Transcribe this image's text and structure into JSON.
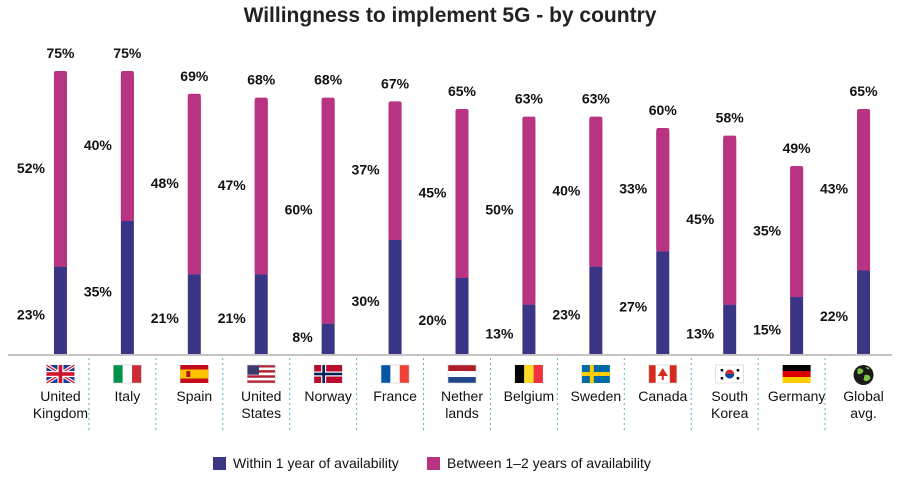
{
  "chart_data": {
    "type": "bar",
    "title": "Willingness to implement 5G - by country",
    "categories": [
      "United Kingdom",
      "Italy",
      "Spain",
      "United States",
      "Norway",
      "France",
      "Netherlands",
      "Belgium",
      "Sweden",
      "Canada",
      "South Korea",
      "Germany",
      "Global avg."
    ],
    "category_lines": [
      [
        "United",
        "Kingdom"
      ],
      [
        "Italy"
      ],
      [
        "Spain"
      ],
      [
        "United",
        "States"
      ],
      [
        "Norway"
      ],
      [
        "France"
      ],
      [
        "Nether",
        "lands"
      ],
      [
        "Belgium"
      ],
      [
        "Sweden"
      ],
      [
        "Canada"
      ],
      [
        "South",
        "Korea"
      ],
      [
        "Germany"
      ],
      [
        "Global",
        "avg."
      ]
    ],
    "flags": [
      "uk",
      "it",
      "es",
      "us",
      "no",
      "fr",
      "nl",
      "be",
      "se",
      "ca",
      "kr",
      "de",
      "globe"
    ],
    "series": [
      {
        "name": "Within 1 year of availability",
        "color": "#3b3585",
        "values": [
          23,
          35,
          21,
          21,
          8,
          30,
          20,
          13,
          23,
          27,
          13,
          15,
          22
        ],
        "labels": [
          "23%",
          "35%",
          "21%",
          "21%",
          "8%",
          "30%",
          "20%",
          "13%",
          "23%",
          "27%",
          "13%",
          "15%",
          "22%"
        ]
      },
      {
        "name": "Between 1–2 years of availability",
        "color": "#b93383",
        "values": [
          52,
          40,
          48,
          47,
          60,
          37,
          45,
          50,
          40,
          33,
          45,
          35,
          43
        ],
        "labels": [
          "52%",
          "40%",
          "48%",
          "47%",
          "60%",
          "37%",
          "45%",
          "50%",
          "40%",
          "33%",
          "45%",
          "35%",
          "43%"
        ]
      }
    ],
    "totals": [
      75,
      75,
      69,
      68,
      68,
      67,
      65,
      63,
      63,
      60,
      58,
      49,
      65
    ],
    "total_labels": [
      "75%",
      "75%",
      "69%",
      "68%",
      "68%",
      "67%",
      "65%",
      "63%",
      "63%",
      "60%",
      "58%",
      "49%",
      "65%"
    ],
    "ylim": [
      0,
      80
    ],
    "stacked": true,
    "legend_position": "bottom-center",
    "xlabel": "",
    "ylabel": ""
  }
}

*OBJECTIVE:* Copy the data exactly. Any picture it contains is to be omitted.

*WRITTEN ANSWER:*
Transcribe this image's text and structure into JSON.
{
  "chart_data": {
    "type": "bar",
    "title": "Willingness to implement 5G - by country",
    "categories": [
      "United Kingdom",
      "Italy",
      "Spain",
      "United States",
      "Norway",
      "France",
      "Netherlands",
      "Belgium",
      "Sweden",
      "Canada",
      "South Korea",
      "Germany",
      "Global avg."
    ],
    "category_lines": [
      [
        "United",
        "Kingdom"
      ],
      [
        "Italy"
      ],
      [
        "Spain"
      ],
      [
        "United",
        "States"
      ],
      [
        "Norway"
      ],
      [
        "France"
      ],
      [
        "Nether",
        "lands"
      ],
      [
        "Belgium"
      ],
      [
        "Sweden"
      ],
      [
        "Canada"
      ],
      [
        "South",
        "Korea"
      ],
      [
        "Germany"
      ],
      [
        "Global",
        "avg."
      ]
    ],
    "flags": [
      "uk",
      "it",
      "es",
      "us",
      "no",
      "fr",
      "nl",
      "be",
      "se",
      "ca",
      "kr",
      "de",
      "globe"
    ],
    "series": [
      {
        "name": "Within 1 year of availability",
        "color": "#3b3585",
        "values": [
          23,
          35,
          21,
          21,
          8,
          30,
          20,
          13,
          23,
          27,
          13,
          15,
          22
        ],
        "labels": [
          "23%",
          "35%",
          "21%",
          "21%",
          "8%",
          "30%",
          "20%",
          "13%",
          "23%",
          "27%",
          "13%",
          "15%",
          "22%"
        ]
      },
      {
        "name": "Between 1–2 years of availability",
        "color": "#b93383",
        "values": [
          52,
          40,
          48,
          47,
          60,
          37,
          45,
          50,
          40,
          33,
          45,
          35,
          43
        ],
        "labels": [
          "52%",
          "40%",
          "48%",
          "47%",
          "60%",
          "37%",
          "45%",
          "50%",
          "40%",
          "33%",
          "45%",
          "35%",
          "43%"
        ]
      }
    ],
    "totals": [
      75,
      75,
      69,
      68,
      68,
      67,
      65,
      63,
      63,
      60,
      58,
      49,
      65
    ],
    "total_labels": [
      "75%",
      "75%",
      "69%",
      "68%",
      "68%",
      "67%",
      "65%",
      "63%",
      "63%",
      "60%",
      "58%",
      "49%",
      "65%"
    ],
    "ylim": [
      0,
      80
    ],
    "stacked": true,
    "legend_position": "bottom-center",
    "xlabel": "",
    "ylabel": ""
  }
}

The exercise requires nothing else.